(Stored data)
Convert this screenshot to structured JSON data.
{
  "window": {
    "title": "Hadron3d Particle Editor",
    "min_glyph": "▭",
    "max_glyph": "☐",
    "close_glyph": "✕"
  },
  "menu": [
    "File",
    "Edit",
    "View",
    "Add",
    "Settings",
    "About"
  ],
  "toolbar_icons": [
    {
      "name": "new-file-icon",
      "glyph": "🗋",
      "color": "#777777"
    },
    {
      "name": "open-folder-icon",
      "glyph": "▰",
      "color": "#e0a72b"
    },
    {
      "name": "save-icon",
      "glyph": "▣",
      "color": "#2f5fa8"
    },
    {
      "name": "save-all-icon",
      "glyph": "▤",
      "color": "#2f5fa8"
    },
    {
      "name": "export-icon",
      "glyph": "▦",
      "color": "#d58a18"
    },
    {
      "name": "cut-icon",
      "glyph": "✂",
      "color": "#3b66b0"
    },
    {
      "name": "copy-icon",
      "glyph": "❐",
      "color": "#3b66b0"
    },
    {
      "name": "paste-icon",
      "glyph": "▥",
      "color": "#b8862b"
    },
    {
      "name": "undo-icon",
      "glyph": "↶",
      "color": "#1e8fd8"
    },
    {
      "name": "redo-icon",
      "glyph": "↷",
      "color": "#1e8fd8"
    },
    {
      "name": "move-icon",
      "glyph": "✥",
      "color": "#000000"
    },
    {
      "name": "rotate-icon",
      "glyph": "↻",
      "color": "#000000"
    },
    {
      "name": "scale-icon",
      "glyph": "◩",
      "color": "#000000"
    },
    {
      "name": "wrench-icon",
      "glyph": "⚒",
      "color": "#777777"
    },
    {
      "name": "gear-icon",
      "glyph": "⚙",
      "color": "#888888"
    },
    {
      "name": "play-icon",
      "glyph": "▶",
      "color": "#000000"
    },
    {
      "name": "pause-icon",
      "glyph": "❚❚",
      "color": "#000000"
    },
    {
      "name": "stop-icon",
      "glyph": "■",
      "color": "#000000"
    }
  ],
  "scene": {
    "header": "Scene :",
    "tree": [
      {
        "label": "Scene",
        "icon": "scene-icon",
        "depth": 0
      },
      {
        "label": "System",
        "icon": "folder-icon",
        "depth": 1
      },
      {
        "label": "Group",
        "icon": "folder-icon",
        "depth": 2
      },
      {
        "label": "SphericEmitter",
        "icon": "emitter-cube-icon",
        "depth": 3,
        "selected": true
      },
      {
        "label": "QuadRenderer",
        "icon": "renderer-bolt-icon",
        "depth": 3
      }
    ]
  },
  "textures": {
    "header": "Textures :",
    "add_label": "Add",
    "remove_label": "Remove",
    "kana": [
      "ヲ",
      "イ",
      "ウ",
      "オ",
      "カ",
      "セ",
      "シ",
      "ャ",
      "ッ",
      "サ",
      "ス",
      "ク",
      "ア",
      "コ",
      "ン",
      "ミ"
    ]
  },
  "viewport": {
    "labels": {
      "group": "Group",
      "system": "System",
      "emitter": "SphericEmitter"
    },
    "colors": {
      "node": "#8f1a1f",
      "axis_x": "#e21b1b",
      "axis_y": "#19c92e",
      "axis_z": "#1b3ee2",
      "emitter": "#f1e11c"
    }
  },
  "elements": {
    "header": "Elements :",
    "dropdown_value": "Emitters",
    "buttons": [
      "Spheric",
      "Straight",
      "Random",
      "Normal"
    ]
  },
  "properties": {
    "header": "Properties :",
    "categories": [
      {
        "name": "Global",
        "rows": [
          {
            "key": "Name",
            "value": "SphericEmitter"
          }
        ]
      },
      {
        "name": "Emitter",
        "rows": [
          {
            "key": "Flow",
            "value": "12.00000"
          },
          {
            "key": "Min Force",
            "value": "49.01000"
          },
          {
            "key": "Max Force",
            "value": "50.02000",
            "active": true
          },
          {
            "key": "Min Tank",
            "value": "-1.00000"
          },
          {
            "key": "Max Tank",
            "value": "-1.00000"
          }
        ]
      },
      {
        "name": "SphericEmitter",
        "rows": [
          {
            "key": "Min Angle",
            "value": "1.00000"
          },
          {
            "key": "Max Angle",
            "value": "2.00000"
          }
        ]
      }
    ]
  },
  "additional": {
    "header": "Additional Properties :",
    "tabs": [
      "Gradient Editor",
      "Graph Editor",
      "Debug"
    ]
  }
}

Stated task:
Return the listing above in full, character for character.

Problem solution:
Convert this screenshot to structured JSON data.
{
  "window": {
    "title": "Hadron3d Particle Editor",
    "min_glyph": "▭",
    "max_glyph": "☐",
    "close_glyph": "✕"
  },
  "menu": [
    "File",
    "Edit",
    "View",
    "Add",
    "Settings",
    "About"
  ],
  "toolbar_icons": [
    {
      "name": "new-file-icon",
      "glyph": "🗋",
      "color": "#777777"
    },
    {
      "name": "open-folder-icon",
      "glyph": "▰",
      "color": "#e0a72b"
    },
    {
      "name": "save-icon",
      "glyph": "▣",
      "color": "#2f5fa8"
    },
    {
      "name": "save-all-icon",
      "glyph": "▤",
      "color": "#2f5fa8"
    },
    {
      "name": "export-icon",
      "glyph": "▦",
      "color": "#d58a18"
    },
    {
      "name": "cut-icon",
      "glyph": "✂",
      "color": "#3b66b0"
    },
    {
      "name": "copy-icon",
      "glyph": "❐",
      "color": "#3b66b0"
    },
    {
      "name": "paste-icon",
      "glyph": "▥",
      "color": "#b8862b"
    },
    {
      "name": "undo-icon",
      "glyph": "↶",
      "color": "#1e8fd8"
    },
    {
      "name": "redo-icon",
      "glyph": "↷",
      "color": "#1e8fd8"
    },
    {
      "name": "move-icon",
      "glyph": "✥",
      "color": "#000000"
    },
    {
      "name": "rotate-icon",
      "glyph": "↻",
      "color": "#000000"
    },
    {
      "name": "scale-icon",
      "glyph": "◩",
      "color": "#000000"
    },
    {
      "name": "wrench-icon",
      "glyph": "⚒",
      "color": "#777777"
    },
    {
      "name": "gear-icon",
      "glyph": "⚙",
      "color": "#888888"
    },
    {
      "name": "play-icon",
      "glyph": "▶",
      "color": "#000000"
    },
    {
      "name": "pause-icon",
      "glyph": "❚❚",
      "color": "#000000"
    },
    {
      "name": "stop-icon",
      "glyph": "■",
      "color": "#000000"
    }
  ],
  "scene": {
    "header": "Scene :",
    "tree": [
      {
        "label": "Scene",
        "icon": "scene-icon",
        "depth": 0
      },
      {
        "label": "System",
        "icon": "folder-icon",
        "depth": 1
      },
      {
        "label": "Group",
        "icon": "folder-icon",
        "depth": 2
      },
      {
        "label": "SphericEmitter",
        "icon": "emitter-cube-icon",
        "depth": 3,
        "selected": true
      },
      {
        "label": "QuadRenderer",
        "icon": "renderer-bolt-icon",
        "depth": 3
      }
    ]
  },
  "textures": {
    "header": "Textures :",
    "add_label": "Add",
    "remove_label": "Remove",
    "kana": [
      "ヲ",
      "イ",
      "ウ",
      "オ",
      "カ",
      "セ",
      "シ",
      "ャ",
      "ッ",
      "サ",
      "ス",
      "ク",
      "ア",
      "コ",
      "ン",
      "ミ"
    ]
  },
  "viewport": {
    "labels": {
      "group": "Group",
      "system": "System",
      "emitter": "SphericEmitter"
    },
    "colors": {
      "node": "#8f1a1f",
      "axis_x": "#e21b1b",
      "axis_y": "#19c92e",
      "axis_z": "#1b3ee2",
      "emitter": "#f1e11c"
    }
  },
  "elements": {
    "header": "Elements :",
    "dropdown_value": "Emitters",
    "buttons": [
      "Spheric",
      "Straight",
      "Random",
      "Normal"
    ]
  },
  "properties": {
    "header": "Properties :",
    "categories": [
      {
        "name": "Global",
        "rows": [
          {
            "key": "Name",
            "value": "SphericEmitter"
          }
        ]
      },
      {
        "name": "Emitter",
        "rows": [
          {
            "key": "Flow",
            "value": "12.00000"
          },
          {
            "key": "Min Force",
            "value": "49.01000"
          },
          {
            "key": "Max Force",
            "value": "50.02000",
            "active": true
          },
          {
            "key": "Min Tank",
            "value": "-1.00000"
          },
          {
            "key": "Max Tank",
            "value": "-1.00000"
          }
        ]
      },
      {
        "name": "SphericEmitter",
        "rows": [
          {
            "key": "Min Angle",
            "value": "1.00000"
          },
          {
            "key": "Max Angle",
            "value": "2.00000"
          }
        ]
      }
    ]
  },
  "additional": {
    "header": "Additional Properties :",
    "tabs": [
      "Gradient Editor",
      "Graph Editor",
      "Debug"
    ]
  }
}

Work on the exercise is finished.